__Aim__. Examine each line of the data. Copy those that contain the string "name".

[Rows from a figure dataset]
※

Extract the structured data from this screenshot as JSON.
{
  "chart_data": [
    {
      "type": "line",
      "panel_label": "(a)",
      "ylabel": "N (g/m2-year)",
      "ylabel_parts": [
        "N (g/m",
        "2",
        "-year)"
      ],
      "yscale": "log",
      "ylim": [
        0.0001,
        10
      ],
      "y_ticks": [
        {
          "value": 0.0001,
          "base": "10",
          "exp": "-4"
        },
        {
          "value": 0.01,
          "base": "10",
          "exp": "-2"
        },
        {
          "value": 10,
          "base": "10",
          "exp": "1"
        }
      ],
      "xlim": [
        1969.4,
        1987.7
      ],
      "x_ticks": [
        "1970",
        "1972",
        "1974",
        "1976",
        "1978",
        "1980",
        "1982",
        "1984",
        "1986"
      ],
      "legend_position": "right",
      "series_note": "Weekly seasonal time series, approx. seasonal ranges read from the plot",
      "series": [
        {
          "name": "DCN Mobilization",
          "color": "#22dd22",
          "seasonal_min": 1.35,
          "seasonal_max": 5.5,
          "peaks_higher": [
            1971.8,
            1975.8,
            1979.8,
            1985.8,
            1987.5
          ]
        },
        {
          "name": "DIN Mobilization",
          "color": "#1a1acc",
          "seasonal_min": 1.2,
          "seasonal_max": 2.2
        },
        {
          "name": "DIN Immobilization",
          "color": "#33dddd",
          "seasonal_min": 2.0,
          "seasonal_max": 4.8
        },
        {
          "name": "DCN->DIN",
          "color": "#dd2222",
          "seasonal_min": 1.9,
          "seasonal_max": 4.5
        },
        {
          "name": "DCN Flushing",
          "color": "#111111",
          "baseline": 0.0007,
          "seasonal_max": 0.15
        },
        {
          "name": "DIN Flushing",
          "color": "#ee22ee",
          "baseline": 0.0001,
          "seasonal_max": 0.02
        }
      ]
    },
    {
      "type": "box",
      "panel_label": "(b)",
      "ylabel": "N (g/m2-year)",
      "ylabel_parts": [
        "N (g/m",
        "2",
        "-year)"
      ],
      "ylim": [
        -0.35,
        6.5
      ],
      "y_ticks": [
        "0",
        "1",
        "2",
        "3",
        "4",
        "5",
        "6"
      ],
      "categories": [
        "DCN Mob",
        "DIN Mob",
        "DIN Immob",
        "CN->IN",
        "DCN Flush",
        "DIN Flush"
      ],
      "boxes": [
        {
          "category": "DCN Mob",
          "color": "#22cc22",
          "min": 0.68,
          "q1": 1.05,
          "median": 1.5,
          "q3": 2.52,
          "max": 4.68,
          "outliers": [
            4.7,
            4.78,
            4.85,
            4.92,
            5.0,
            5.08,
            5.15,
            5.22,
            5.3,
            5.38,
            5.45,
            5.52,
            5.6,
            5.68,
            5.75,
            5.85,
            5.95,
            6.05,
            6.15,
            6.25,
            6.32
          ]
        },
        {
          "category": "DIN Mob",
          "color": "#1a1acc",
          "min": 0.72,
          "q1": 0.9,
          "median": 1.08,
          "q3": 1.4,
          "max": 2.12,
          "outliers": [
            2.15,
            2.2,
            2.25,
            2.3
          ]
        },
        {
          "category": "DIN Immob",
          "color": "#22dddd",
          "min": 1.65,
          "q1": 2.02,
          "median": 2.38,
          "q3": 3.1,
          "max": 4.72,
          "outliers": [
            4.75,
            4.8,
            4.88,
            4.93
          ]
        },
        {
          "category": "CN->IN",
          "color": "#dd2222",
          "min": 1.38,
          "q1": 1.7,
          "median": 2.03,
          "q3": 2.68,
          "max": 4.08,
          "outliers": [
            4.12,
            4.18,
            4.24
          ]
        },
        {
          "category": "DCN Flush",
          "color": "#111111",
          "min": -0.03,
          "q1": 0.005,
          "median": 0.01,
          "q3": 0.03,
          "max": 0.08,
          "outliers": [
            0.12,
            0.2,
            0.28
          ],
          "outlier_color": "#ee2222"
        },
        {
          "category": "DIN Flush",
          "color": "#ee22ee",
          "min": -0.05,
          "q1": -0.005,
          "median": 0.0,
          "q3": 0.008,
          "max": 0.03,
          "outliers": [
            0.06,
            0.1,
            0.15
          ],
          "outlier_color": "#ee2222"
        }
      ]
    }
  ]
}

※

__Output of the exercise__.
          "name": "DCN Mobilization",
          "name": "DIN Mobilization",
          "name": "DIN Immobilization",
          "name": "DCN->DIN",
          "name": "DCN Flushing",
          "name": "DIN Flushing",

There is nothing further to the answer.